━━ Supplied entries ━━

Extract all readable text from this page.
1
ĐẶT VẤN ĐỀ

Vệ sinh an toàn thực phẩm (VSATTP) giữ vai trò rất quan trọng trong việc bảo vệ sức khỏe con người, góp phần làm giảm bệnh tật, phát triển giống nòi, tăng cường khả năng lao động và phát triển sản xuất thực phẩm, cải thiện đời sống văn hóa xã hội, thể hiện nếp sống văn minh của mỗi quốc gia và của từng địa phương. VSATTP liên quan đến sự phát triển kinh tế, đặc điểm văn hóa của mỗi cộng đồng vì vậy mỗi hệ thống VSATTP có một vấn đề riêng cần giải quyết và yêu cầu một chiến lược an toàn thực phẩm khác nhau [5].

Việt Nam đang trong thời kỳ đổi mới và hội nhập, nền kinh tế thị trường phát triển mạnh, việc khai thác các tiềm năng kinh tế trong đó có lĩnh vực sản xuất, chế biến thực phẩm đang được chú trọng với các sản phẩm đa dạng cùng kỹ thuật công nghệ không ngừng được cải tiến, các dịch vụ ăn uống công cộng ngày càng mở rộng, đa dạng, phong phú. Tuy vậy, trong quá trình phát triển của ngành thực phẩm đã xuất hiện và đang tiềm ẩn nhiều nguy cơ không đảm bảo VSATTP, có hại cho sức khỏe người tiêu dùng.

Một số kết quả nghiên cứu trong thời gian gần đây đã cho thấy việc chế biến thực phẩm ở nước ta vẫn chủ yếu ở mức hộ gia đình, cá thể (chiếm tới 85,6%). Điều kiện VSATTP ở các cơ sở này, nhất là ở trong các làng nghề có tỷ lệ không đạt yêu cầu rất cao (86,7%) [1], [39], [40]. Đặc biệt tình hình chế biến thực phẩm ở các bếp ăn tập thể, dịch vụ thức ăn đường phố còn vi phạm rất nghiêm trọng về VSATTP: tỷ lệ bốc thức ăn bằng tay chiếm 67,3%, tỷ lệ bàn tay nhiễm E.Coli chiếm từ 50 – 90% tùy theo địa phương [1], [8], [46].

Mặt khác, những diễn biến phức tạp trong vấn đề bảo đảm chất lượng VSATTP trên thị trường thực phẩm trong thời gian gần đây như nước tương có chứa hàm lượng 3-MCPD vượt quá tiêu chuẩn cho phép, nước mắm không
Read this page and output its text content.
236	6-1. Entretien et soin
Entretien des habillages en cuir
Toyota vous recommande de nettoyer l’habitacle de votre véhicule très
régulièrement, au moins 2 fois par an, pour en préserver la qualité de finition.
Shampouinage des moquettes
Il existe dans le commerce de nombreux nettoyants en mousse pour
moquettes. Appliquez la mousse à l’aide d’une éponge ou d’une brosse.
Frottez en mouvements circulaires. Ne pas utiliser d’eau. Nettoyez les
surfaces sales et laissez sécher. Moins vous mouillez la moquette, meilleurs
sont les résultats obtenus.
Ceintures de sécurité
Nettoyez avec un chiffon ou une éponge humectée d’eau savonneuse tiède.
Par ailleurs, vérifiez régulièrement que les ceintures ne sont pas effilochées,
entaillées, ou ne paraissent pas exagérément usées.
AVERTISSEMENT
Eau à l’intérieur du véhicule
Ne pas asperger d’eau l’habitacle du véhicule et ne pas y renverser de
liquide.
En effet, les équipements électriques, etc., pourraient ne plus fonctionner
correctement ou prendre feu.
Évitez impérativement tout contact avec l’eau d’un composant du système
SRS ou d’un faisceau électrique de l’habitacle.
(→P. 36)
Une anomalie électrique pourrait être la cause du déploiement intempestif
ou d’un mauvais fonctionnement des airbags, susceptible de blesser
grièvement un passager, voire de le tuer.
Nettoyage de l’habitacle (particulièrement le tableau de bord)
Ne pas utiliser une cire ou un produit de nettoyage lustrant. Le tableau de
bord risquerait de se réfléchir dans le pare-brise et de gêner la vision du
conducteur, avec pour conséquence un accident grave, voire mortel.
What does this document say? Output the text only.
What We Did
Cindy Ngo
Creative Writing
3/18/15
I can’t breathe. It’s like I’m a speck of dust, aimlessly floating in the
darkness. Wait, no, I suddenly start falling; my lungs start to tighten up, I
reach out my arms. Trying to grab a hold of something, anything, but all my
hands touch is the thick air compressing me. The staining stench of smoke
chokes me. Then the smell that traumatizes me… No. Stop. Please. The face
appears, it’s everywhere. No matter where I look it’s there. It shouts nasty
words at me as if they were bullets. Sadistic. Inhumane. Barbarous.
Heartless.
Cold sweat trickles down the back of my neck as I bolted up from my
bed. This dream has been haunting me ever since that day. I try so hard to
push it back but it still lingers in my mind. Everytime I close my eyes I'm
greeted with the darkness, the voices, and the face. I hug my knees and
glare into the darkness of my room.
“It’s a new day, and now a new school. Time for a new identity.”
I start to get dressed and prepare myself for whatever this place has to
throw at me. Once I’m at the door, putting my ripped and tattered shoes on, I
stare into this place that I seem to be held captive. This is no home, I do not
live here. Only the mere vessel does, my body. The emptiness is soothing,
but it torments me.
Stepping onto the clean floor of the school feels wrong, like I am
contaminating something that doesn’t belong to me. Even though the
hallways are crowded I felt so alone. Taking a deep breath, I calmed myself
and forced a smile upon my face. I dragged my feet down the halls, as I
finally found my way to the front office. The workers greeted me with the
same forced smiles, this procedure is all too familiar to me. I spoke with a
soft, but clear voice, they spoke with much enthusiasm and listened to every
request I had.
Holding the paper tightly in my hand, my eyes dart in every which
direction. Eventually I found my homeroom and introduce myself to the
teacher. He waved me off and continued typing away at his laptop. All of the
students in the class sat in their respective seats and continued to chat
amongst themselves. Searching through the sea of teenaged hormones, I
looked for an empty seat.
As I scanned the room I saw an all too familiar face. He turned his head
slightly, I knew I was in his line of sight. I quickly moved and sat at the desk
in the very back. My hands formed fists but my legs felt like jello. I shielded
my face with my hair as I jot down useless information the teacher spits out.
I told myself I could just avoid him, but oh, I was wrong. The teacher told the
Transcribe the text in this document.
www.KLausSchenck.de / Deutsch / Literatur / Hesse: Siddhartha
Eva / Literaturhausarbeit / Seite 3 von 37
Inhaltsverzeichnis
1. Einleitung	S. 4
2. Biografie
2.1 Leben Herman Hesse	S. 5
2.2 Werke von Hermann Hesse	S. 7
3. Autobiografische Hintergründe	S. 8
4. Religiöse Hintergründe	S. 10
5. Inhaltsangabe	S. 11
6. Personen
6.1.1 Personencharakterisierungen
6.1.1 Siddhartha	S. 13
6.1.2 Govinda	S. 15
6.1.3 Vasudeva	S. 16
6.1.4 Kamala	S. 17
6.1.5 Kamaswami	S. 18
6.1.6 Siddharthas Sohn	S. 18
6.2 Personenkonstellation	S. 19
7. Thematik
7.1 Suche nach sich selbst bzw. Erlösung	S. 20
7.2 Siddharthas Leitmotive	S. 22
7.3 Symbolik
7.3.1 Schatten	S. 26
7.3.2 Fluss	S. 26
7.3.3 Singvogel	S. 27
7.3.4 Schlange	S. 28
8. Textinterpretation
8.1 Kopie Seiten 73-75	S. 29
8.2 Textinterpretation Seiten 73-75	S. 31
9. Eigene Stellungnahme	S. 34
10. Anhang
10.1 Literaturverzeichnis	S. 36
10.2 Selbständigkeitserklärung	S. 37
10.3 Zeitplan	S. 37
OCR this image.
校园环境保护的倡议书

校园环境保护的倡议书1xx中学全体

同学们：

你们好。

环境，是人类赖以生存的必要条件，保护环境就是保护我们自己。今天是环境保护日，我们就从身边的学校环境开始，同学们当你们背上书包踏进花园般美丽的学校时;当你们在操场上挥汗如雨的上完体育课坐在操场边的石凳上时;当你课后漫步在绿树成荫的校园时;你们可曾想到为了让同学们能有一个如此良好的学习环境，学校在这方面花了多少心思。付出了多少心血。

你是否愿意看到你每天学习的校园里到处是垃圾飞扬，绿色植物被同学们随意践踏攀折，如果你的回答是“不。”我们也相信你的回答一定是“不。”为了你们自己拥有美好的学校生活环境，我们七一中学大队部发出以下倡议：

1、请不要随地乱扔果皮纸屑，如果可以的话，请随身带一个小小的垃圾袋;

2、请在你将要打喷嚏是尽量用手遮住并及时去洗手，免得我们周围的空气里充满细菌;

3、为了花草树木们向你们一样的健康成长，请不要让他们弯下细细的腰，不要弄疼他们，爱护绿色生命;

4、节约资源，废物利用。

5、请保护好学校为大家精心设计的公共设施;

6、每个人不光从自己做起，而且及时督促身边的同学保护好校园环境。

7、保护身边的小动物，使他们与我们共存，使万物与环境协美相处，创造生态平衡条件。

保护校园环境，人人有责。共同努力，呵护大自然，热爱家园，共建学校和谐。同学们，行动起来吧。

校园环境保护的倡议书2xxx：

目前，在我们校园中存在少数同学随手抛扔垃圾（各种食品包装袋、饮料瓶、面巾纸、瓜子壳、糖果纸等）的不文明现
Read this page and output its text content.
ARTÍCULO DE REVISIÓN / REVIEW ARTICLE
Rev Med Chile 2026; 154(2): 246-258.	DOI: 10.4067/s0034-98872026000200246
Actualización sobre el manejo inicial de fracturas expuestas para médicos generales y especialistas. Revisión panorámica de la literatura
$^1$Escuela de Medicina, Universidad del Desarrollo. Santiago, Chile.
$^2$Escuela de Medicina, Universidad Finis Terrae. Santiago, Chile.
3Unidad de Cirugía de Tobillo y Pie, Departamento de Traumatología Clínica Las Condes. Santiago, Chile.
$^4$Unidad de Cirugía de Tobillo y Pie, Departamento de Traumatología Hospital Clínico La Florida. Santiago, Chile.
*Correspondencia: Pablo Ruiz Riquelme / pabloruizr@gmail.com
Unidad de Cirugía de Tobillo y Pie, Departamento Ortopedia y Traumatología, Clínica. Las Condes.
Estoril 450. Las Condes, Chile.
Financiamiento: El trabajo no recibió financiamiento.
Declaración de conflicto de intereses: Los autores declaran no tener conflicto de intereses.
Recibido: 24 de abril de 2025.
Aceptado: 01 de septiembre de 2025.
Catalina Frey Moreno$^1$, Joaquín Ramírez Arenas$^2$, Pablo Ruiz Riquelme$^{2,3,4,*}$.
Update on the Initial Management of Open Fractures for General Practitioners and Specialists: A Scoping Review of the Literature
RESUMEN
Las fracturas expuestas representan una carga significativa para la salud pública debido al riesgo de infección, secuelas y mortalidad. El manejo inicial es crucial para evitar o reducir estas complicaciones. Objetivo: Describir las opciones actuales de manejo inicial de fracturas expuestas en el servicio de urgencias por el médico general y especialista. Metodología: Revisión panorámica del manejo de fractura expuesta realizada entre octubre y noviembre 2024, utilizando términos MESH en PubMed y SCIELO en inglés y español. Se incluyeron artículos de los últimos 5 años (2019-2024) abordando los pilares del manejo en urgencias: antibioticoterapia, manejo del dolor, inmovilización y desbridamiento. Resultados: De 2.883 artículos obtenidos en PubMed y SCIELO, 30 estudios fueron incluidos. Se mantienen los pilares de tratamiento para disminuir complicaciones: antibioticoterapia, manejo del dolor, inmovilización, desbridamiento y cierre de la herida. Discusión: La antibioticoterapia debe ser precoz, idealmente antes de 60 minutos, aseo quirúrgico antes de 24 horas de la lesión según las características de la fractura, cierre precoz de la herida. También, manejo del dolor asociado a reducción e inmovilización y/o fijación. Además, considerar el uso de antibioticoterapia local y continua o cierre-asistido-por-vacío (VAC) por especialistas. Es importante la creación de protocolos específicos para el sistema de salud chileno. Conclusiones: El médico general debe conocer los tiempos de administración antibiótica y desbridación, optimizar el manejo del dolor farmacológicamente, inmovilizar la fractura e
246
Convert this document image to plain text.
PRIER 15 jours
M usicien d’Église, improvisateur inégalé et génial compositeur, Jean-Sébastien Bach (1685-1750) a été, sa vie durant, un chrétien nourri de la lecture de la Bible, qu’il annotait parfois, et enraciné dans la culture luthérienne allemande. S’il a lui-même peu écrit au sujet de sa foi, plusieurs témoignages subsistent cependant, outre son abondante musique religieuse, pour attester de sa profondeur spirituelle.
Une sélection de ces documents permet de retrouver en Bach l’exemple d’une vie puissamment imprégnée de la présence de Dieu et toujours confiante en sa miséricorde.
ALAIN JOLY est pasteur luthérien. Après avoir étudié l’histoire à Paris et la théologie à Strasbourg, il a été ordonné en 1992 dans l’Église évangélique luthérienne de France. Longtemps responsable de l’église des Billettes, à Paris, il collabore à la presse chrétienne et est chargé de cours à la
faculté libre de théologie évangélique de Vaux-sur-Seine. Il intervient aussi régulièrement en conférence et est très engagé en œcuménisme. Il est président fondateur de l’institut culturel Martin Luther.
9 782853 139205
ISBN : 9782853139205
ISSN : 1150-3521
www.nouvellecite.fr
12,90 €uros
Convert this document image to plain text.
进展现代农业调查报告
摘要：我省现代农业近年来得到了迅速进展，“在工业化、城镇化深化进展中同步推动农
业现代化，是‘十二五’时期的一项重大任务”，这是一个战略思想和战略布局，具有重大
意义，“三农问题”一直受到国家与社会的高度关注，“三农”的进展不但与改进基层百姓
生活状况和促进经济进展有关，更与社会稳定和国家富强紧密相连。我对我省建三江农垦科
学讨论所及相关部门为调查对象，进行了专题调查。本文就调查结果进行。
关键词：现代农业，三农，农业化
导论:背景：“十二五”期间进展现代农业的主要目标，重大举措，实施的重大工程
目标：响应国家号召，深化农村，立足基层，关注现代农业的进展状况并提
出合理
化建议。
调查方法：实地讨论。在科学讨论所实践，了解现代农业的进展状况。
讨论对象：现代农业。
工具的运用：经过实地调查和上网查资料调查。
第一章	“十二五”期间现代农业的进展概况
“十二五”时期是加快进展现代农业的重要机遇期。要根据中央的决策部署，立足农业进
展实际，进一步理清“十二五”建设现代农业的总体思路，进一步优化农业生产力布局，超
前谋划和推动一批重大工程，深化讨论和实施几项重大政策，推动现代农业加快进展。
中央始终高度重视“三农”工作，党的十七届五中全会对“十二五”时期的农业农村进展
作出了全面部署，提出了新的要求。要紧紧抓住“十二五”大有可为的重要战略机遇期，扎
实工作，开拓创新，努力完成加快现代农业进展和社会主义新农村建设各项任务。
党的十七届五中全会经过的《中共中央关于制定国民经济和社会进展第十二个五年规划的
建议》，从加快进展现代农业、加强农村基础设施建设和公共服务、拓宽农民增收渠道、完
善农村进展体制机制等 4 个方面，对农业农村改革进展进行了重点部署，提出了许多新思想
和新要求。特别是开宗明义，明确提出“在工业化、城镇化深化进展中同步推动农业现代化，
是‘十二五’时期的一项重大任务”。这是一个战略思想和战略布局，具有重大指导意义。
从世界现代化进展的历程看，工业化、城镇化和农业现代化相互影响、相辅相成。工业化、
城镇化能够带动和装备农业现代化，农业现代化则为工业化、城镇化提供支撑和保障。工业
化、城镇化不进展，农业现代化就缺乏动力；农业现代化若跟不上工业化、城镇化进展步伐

━━━

Requirement —
Pull out each line containing the word "start" and copy it.

Problem solution —
darkness. Wait, no, I suddenly start falling; my lungs start to tighten up, I
I start to get dressed and prepare myself for whatever this place has to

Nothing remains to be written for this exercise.